▶ **OBJECTIVE**
What is the number of lines containing the word "start"? Give that number alone.

▶ **DATASET CONTENT**
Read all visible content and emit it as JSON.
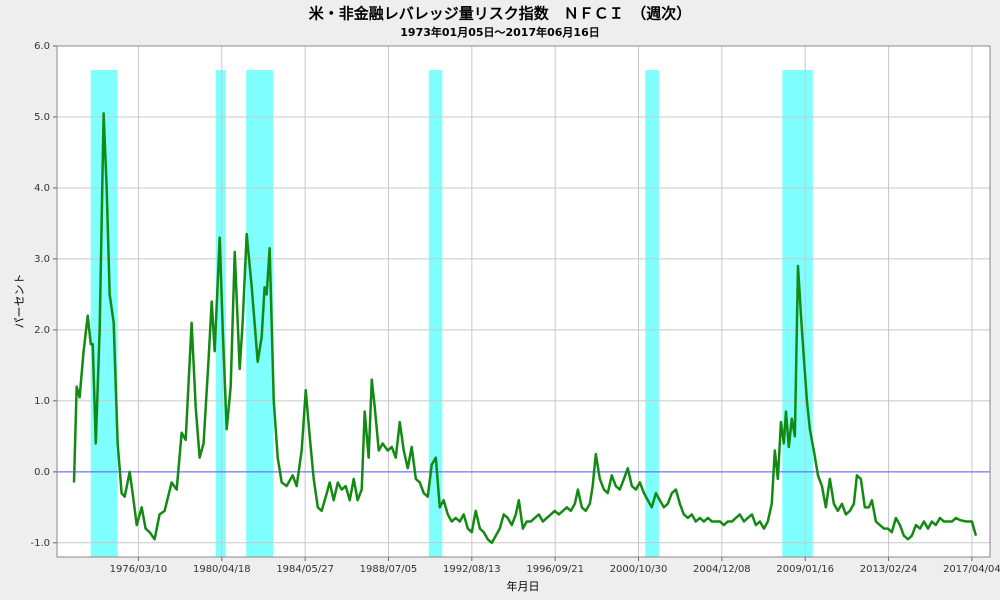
{
  "chart_data": {
    "type": "line",
    "title": "米・非金融レバレッジ量リスク指数　ＮＦＣＩ　（週次）",
    "subtitle": "1973年01月05日～2017年06月16日",
    "x_label": "年月日",
    "y_label": "パーセント",
    "grid": true,
    "xlim": [
      "1972/03/05",
      "2018/02/24"
    ],
    "xticks": [
      "1976/03/10",
      "1980/04/18",
      "1984/05/27",
      "1988/07/05",
      "1992/08/13",
      "1996/09/21",
      "2000/10/30",
      "2004/12/08",
      "2009/01/16",
      "2013/02/24",
      "2017/04/04"
    ],
    "ylim": [
      -1.2,
      6.0
    ],
    "yticks": [
      {
        "value": -1,
        "label": "-1.0"
      },
      {
        "value": 0,
        "label": "0.0"
      },
      {
        "value": 1,
        "label": "1.0"
      },
      {
        "value": 2,
        "label": "2.0"
      },
      {
        "value": 3,
        "label": "3.0"
      },
      {
        "value": 4,
        "label": "4.0"
      },
      {
        "value": 5,
        "label": "5.0"
      },
      {
        "value": 6,
        "label": "6.0"
      }
    ],
    "reference_line": {
      "y": 0,
      "color": "#5a5aff"
    },
    "shaded_color": "#80ffff",
    "shaded_periods": [
      {
        "start": "1973/11/01",
        "end": "1975/03/01"
      },
      {
        "start": "1980/01/01",
        "end": "1980/07/01"
      },
      {
        "start": "1981/07/01",
        "end": "1982/11/01"
      },
      {
        "start": "1990/07/01",
        "end": "1991/03/01"
      },
      {
        "start": "2001/03/01",
        "end": "2001/11/01"
      },
      {
        "start": "2007/12/01",
        "end": "2009/06/01"
      }
    ],
    "x": [
      "1973/01/05",
      "1973/02/22",
      "1973/04/16",
      "1973/06/27",
      "1973/09/09",
      "1973/11/03",
      "1973/12/08",
      "1974/02/01",
      "1974/04/12",
      "1974/06/22",
      "1974/08/16",
      "1974/10/09",
      "1974/12/20",
      "1975/03/02",
      "1975/05/12",
      "1975/07/06",
      "1975/10/04",
      "1975/11/26",
      "1976/02/08",
      "1976/05/07",
      "1976/07/17",
      "1976/09/27",
      "1976/12/26",
      "1977/03/25",
      "1977/06/24",
      "1977/10/28",
      "1978/01/27",
      "1978/04/26",
      "1978/07/08",
      "1978/10/23",
      "1979/01/05",
      "1979/03/16",
      "1979/05/26",
      "1979/08/25",
      "1979/10/19",
      "1979/12/12",
      "1980/03/11",
      "1980/05/05",
      "1980/07/15",
      "1980/09/25",
      "1980/12/07",
      "1981/03/06",
      "1981/04/28",
      "1981/07/10",
      "1981/10/09",
      "1982/01/24",
      "1982/04/06",
      "1982/05/28",
      "1982/07/05",
      "1982/08/27",
      "1982/11/09",
      "1983/01/19",
      "1983/04/01",
      "1983/06/28",
      "1983/10/16",
      "1983/12/26",
      "1984/03/25",
      "1984/06/07",
      "1984/08/17",
      "1984/10/28",
      "1985/01/10",
      "1985/03/20",
      "1985/06/02",
      "1985/08/12",
      "1985/10/23",
      "1986/01/05",
      "1986/03/15",
      "1986/05/26",
      "1986/08/08",
      "1986/10/18",
      "1986/12/28",
      "1987/03/11",
      "1987/05/04",
      "1987/07/14",
      "1987/09/08",
      "1987/11/02",
      "1988/01/12",
      "1988/03/22",
      "1988/06/21",
      "1988/09/03",
      "1988/11/13",
      "1989/01/24",
      "1989/04/06",
      "1989/06/16",
      "1989/08/27",
      "1989/11/09",
      "1990/01/19",
      "1990/04/01",
      "1990/06/12",
      "1990/08/22",
      "1990/11/04",
      "1991/01/14",
      "1991/03/25",
      "1991/06/07",
      "1991/08/17",
      "1991/10/28",
      "1992/01/10",
      "1992/03/20",
      "1992/06/02",
      "1992/08/12",
      "1992/10/23",
      "1993/01/05",
      "1993/03/15",
      "1993/05/26",
      "1993/08/08",
      "1993/10/18",
      "1993/12/28",
      "1994/03/10",
      "1994/05/21",
      "1994/08/03",
      "1994/10/13",
      "1994/12/07",
      "1995/02/17",
      "1995/04/28",
      "1995/07/10",
      "1995/09/20",
      "1995/12/02",
      "1996/02/12",
      "1996/04/23",
      "1996/07/05",
      "1996/09/15",
      "1996/11/25",
      "1997/02/08",
      "1997/04/18",
      "1997/06/28",
      "1997/09/10",
      "1997/11/04",
      "1998/01/14",
      "1998/03/24",
      "1998/06/07",
      "1998/07/28",
      "1998/09/22",
      "1998/12/04",
      "1999/02/15",
      "1999/04/25",
      "1999/07/07",
      "1999/09/17",
      "1999/11/28",
      "2000/02/10",
      "2000/04/20",
      "2000/07/02",
      "2000/09/12",
      "2000/11/23",
      "2001/02/05",
      "2001/04/15",
      "2001/06/26",
      "2001/09/08",
      "2001/11/18",
      "2002/01/28",
      "2002/04/10",
      "2002/06/21",
      "2002/09/03",
      "2002/11/13",
      "2003/01/24",
      "2003/04/06",
      "2003/06/16",
      "2003/08/26",
      "2003/11/09",
      "2004/01/19",
      "2004/04/01",
      "2004/06/11",
      "2004/08/22",
      "2004/11/04",
      "2005/01/14",
      "2005/03/24",
      "2005/06/07",
      "2005/08/17",
      "2005/10/27",
      "2006/01/09",
      "2006/03/20",
      "2006/06/02",
      "2006/08/12",
      "2006/10/23",
      "2007/01/05",
      "2007/03/15",
      "2007/05/25",
      "2007/07/19",
      "2007/09/12",
      "2007/11/06",
      "2007/12/28",
      "2008/02/05",
      "2008/03/27",
      "2008/05/20",
      "2008/07/14",
      "2008/09/08",
      "2008/11/01",
      "2008/12/23",
      "2009/02/16",
      "2009/04/10",
      "2009/06/20",
      "2009/09/03",
      "2009/11/13",
      "2010/01/23",
      "2010/04/05",
      "2010/06/16",
      "2010/08/26",
      "2010/11/08",
      "2011/01/18",
      "2011/04/01",
      "2011/06/11",
      "2011/08/05",
      "2011/10/15",
      "2011/12/25",
      "2012/03/07",
      "2012/05/01",
      "2012/07/11",
      "2012/09/22",
      "2012/12/04",
      "2013/02/14",
      "2013/04/24",
      "2013/07/06",
      "2013/09/17",
      "2013/11/27",
      "2014/02/09",
      "2014/04/20",
      "2014/07/02",
      "2014/09/12",
      "2014/11/23",
      "2015/02/04",
      "2015/04/15",
      "2015/06/25",
      "2015/09/07",
      "2015/11/18",
      "2016/01/28",
      "2016/04/10",
      "2016/06/20",
      "2016/09/02",
      "2016/12/18",
      "2017/04/04",
      "2017/06/16"
    ],
    "series": [
      {
        "name": "NFCI",
        "color": "#138a13",
        "values": [
          -0.15,
          1.2,
          1.05,
          1.7,
          2.2,
          1.8,
          1.8,
          0.4,
          2.0,
          5.05,
          4.0,
          2.5,
          2.1,
          0.4,
          -0.3,
          -0.35,
          0.0,
          -0.3,
          -0.75,
          -0.5,
          -0.8,
          -0.85,
          -0.95,
          -0.6,
          -0.55,
          -0.15,
          -0.25,
          0.55,
          0.45,
          2.1,
          0.9,
          0.2,
          0.4,
          1.6,
          2.4,
          1.7,
          3.3,
          2.0,
          0.6,
          1.2,
          3.1,
          1.45,
          2.1,
          3.35,
          2.6,
          1.55,
          1.9,
          2.6,
          2.5,
          3.15,
          1.0,
          0.2,
          -0.15,
          -0.2,
          -0.05,
          -0.2,
          0.3,
          1.15,
          0.5,
          -0.1,
          -0.5,
          -0.55,
          -0.35,
          -0.15,
          -0.4,
          -0.15,
          -0.25,
          -0.2,
          -0.4,
          -0.1,
          -0.4,
          -0.25,
          0.85,
          0.2,
          1.3,
          0.9,
          0.3,
          0.4,
          0.3,
          0.35,
          0.2,
          0.7,
          0.3,
          0.05,
          0.35,
          -0.1,
          -0.15,
          -0.3,
          -0.35,
          0.1,
          0.2,
          -0.5,
          -0.4,
          -0.6,
          -0.7,
          -0.65,
          -0.7,
          -0.6,
          -0.8,
          -0.85,
          -0.55,
          -0.8,
          -0.85,
          -0.95,
          -1.0,
          -0.9,
          -0.8,
          -0.6,
          -0.65,
          -0.75,
          -0.6,
          -0.4,
          -0.8,
          -0.7,
          -0.7,
          -0.65,
          -0.6,
          -0.7,
          -0.65,
          -0.6,
          -0.55,
          -0.6,
          -0.55,
          -0.5,
          -0.55,
          -0.45,
          -0.25,
          -0.5,
          -0.55,
          -0.45,
          -0.2,
          0.25,
          -0.1,
          -0.25,
          -0.3,
          -0.05,
          -0.2,
          -0.25,
          -0.1,
          0.05,
          -0.2,
          -0.25,
          -0.15,
          -0.3,
          -0.4,
          -0.5,
          -0.3,
          -0.4,
          -0.5,
          -0.45,
          -0.3,
          -0.25,
          -0.45,
          -0.6,
          -0.65,
          -0.6,
          -0.7,
          -0.65,
          -0.7,
          -0.65,
          -0.7,
          -0.7,
          -0.7,
          -0.75,
          -0.7,
          -0.7,
          -0.65,
          -0.6,
          -0.7,
          -0.65,
          -0.6,
          -0.75,
          -0.7,
          -0.8,
          -0.7,
          -0.45,
          0.3,
          -0.1,
          0.7,
          0.4,
          0.85,
          0.35,
          0.75,
          0.5,
          2.9,
          2.2,
          1.6,
          1.0,
          0.6,
          0.3,
          -0.05,
          -0.2,
          -0.5,
          -0.1,
          -0.45,
          -0.55,
          -0.45,
          -0.6,
          -0.55,
          -0.45,
          -0.05,
          -0.1,
          -0.5,
          -0.5,
          -0.4,
          -0.7,
          -0.75,
          -0.8,
          -0.8,
          -0.85,
          -0.65,
          -0.75,
          -0.9,
          -0.95,
          -0.9,
          -0.75,
          -0.8,
          -0.7,
          -0.8,
          -0.7,
          -0.75,
          -0.65,
          -0.7,
          -0.7,
          -0.7,
          -0.65,
          -0.68,
          -0.7,
          -0.7,
          -0.9
        ]
      }
    ]
  }
}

▶ **THE REPLY**
6